▶ [Set task] Reproduce the records below exactly as given.

▶ [Supplied information]
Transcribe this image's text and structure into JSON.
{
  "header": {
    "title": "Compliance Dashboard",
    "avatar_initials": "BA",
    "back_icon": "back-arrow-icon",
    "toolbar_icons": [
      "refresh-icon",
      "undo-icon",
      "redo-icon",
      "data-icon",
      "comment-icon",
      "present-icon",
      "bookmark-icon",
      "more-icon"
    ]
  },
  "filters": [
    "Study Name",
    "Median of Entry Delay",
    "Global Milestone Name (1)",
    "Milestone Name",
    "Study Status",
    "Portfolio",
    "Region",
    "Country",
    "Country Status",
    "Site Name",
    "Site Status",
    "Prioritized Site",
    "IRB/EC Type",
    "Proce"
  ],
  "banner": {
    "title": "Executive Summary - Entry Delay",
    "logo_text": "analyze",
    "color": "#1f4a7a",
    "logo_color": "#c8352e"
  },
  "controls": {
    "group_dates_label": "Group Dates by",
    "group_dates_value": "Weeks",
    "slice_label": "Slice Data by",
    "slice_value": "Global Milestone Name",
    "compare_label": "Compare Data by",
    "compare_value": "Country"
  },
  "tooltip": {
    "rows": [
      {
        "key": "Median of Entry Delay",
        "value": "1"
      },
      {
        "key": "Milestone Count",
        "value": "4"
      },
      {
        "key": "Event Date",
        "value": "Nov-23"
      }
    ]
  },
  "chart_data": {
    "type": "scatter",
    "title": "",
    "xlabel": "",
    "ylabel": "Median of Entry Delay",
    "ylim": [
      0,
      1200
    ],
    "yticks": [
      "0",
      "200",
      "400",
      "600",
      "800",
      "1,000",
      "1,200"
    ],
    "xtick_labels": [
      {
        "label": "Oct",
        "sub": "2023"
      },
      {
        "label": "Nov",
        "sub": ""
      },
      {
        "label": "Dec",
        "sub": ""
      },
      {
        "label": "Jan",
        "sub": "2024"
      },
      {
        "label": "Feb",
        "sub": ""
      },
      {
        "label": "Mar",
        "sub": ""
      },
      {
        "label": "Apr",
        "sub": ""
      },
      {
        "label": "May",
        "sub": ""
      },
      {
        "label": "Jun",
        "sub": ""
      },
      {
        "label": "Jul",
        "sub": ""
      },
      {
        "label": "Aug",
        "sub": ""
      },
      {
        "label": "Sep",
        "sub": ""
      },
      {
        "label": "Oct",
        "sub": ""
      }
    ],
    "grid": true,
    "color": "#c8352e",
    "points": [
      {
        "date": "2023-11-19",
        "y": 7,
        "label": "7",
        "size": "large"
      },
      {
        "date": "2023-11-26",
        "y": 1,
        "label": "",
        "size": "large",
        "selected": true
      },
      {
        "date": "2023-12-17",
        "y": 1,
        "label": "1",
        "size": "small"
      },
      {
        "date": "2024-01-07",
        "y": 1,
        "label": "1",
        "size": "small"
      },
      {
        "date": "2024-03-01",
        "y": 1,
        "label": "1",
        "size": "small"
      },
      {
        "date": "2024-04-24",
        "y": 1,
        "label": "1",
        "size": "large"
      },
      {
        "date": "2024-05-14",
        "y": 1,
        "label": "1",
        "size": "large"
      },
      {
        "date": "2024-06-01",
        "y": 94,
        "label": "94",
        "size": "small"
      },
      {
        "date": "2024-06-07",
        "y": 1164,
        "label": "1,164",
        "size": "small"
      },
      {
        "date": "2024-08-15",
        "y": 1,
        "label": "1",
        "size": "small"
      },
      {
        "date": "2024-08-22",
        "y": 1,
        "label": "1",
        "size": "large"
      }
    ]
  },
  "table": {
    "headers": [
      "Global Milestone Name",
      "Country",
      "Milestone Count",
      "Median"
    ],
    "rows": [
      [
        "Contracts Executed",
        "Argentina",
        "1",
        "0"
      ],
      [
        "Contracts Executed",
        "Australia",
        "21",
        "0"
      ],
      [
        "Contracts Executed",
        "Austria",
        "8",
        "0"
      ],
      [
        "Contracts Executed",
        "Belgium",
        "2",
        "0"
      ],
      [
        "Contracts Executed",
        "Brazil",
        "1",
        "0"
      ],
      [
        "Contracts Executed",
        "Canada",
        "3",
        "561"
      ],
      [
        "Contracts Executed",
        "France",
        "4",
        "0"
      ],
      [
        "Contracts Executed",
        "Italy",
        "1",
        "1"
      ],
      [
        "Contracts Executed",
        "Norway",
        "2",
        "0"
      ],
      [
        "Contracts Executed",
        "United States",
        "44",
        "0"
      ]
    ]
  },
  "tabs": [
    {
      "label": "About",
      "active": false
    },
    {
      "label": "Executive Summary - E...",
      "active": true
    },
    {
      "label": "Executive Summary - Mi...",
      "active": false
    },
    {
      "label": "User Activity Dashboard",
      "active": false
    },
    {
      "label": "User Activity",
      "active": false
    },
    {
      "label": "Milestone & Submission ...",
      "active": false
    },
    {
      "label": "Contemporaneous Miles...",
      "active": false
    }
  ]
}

▶ [Result]
Transcribe this image's text and structure into JSON.
{
  "header": {
    "title": "Compliance Dashboard",
    "avatar_initials": "BA",
    "back_icon": "back-arrow-icon",
    "toolbar_icons": [
      "refresh-icon",
      "undo-icon",
      "redo-icon",
      "data-icon",
      "comment-icon",
      "present-icon",
      "bookmark-icon",
      "more-icon"
    ]
  },
  "filters": [
    "Study Name",
    "Median of Entry Delay",
    "Global Milestone Name (1)",
    "Milestone Name",
    "Study Status",
    "Portfolio",
    "Region",
    "Country",
    "Country Status",
    "Site Name",
    "Site Status",
    "Prioritized Site",
    "IRB/EC Type",
    "Proce"
  ],
  "banner": {
    "title": "Executive Summary - Entry Delay",
    "logo_text": "analyze",
    "color": "#1f4a7a",
    "logo_color": "#c8352e"
  },
  "controls": {
    "group_dates_label": "Group Dates by",
    "group_dates_value": "Weeks",
    "slice_label": "Slice Data by",
    "slice_value": "Global Milestone Name",
    "compare_label": "Compare Data by",
    "compare_value": "Country"
  },
  "tooltip": {
    "rows": [
      {
        "key": "Median of Entry Delay",
        "value": "1"
      },
      {
        "key": "Milestone Count",
        "value": "4"
      },
      {
        "key": "Event Date",
        "value": "Nov-23"
      }
    ]
  },
  "chart_data": {
    "type": "scatter",
    "title": "",
    "xlabel": "",
    "ylabel": "Median of Entry Delay",
    "ylim": [
      0,
      1200
    ],
    "yticks": [
      "0",
      "200",
      "400",
      "600",
      "800",
      "1,000",
      "1,200"
    ],
    "xtick_labels": [
      {
        "label": "Oct",
        "sub": "2023"
      },
      {
        "label": "Nov",
        "sub": ""
      },
      {
        "label": "Dec",
        "sub": ""
      },
      {
        "label": "Jan",
        "sub": "2024"
      },
      {
        "label": "Feb",
        "sub": ""
      },
      {
        "label": "Mar",
        "sub": ""
      },
      {
        "label": "Apr",
        "sub": ""
      },
      {
        "label": "May",
        "sub": ""
      },
      {
        "label": "Jun",
        "sub": ""
      },
      {
        "label": "Jul",
        "sub": ""
      },
      {
        "label": "Aug",
        "sub": ""
      },
      {
        "label": "Sep",
        "sub": ""
      },
      {
        "label": "Oct",
        "sub": ""
      }
    ],
    "grid": true,
    "color": "#c8352e",
    "points": [
      {
        "date": "2023-11-19",
        "y": 7,
        "label": "7",
        "size": "large"
      },
      {
        "date": "2023-11-26",
        "y": 1,
        "label": "",
        "size": "large",
        "selected": true
      },
      {
        "date": "2023-12-17",
        "y": 1,
        "label": "1",
        "size": "small"
      },
      {
        "date": "2024-01-07",
        "y": 1,
        "label": "1",
        "size": "small"
      },
      {
        "date": "2024-03-01",
        "y": 1,
        "label": "1",
        "size": "small"
      },
      {
        "date": "2024-04-24",
        "y": 1,
        "label": "1",
        "size": "large"
      },
      {
        "date": "2024-05-14",
        "y": 1,
        "label": "1",
        "size": "large"
      },
      {
        "date": "2024-06-01",
        "y": 94,
        "label": "94",
        "size": "small"
      },
      {
        "date": "2024-06-07",
        "y": 1164,
        "label": "1,164",
        "size": "small"
      },
      {
        "date": "2024-08-15",
        "y": 1,
        "label": "1",
        "size": "small"
      },
      {
        "date": "2024-08-22",
        "y": 1,
        "label": "1",
        "size": "large"
      }
    ]
  },
  "table": {
    "headers": [
      "Global Milestone Name",
      "Country",
      "Milestone Count",
      "Median"
    ],
    "rows": [
      [
        "Contracts Executed",
        "Argentina",
        "1",
        "0"
      ],
      [
        "Contracts Executed",
        "Australia",
        "21",
        "0"
      ],
      [
        "Contracts Executed",
        "Austria",
        "8",
        "0"
      ],
      [
        "Contracts Executed",
        "Belgium",
        "2",
        "0"
      ],
      [
        "Contracts Executed",
        "Brazil",
        "1",
        "0"
      ],
      [
        "Contracts Executed",
        "Canada",
        "3",
        "561"
      ],
      [
        "Contracts Executed",
        "France",
        "4",
        "0"
      ],
      [
        "Contracts Executed",
        "Italy",
        "1",
        "1"
      ],
      [
        "Contracts Executed",
        "Norway",
        "2",
        "0"
      ],
      [
        "Contracts Executed",
        "United States",
        "44",
        "0"
      ]
    ]
  },
  "tabs": [
    {
      "label": "About",
      "active": false
    },
    {
      "label": "Executive Summary - E...",
      "active": true
    },
    {
      "label": "Executive Summary - Mi...",
      "active": false
    },
    {
      "label": "User Activity Dashboard",
      "active": false
    },
    {
      "label": "User Activity",
      "active": false
    },
    {
      "label": "Milestone & Submission ...",
      "active": false
    },
    {
      "label": "Contemporaneous Miles...",
      "active": false
    }
  ]
}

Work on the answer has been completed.